[Rows from a dataset]
** start **

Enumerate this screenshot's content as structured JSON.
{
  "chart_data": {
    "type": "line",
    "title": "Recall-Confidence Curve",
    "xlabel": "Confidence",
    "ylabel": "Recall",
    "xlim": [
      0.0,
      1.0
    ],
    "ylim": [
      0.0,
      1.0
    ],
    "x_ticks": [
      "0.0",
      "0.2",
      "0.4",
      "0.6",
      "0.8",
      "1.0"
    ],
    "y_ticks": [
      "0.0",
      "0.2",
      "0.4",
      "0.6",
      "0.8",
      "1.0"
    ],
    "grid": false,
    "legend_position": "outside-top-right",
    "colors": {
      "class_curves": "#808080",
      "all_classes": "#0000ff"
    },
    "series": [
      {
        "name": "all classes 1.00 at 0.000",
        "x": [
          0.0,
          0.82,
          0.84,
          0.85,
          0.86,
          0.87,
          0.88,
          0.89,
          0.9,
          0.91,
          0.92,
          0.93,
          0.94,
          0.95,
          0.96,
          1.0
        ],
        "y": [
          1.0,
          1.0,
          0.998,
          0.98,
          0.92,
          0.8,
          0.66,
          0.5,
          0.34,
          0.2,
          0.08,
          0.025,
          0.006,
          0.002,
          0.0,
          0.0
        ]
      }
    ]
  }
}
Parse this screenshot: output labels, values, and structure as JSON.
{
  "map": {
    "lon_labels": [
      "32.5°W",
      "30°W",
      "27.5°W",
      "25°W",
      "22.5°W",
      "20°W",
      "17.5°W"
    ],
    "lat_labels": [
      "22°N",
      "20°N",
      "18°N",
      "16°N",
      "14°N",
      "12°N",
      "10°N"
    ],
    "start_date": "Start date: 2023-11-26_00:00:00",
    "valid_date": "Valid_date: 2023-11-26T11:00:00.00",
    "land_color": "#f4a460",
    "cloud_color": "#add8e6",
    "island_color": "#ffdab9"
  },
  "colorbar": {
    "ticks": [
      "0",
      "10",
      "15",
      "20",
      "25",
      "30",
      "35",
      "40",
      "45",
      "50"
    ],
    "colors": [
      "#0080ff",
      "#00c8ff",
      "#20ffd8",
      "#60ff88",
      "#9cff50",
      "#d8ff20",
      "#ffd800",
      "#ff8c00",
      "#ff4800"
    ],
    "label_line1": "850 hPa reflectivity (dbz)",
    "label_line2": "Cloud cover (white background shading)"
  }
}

** end **

**Exercise aim:** Across the records above, count the lines holding "Recall" and reply with that number alone.

**Answer in full:** 2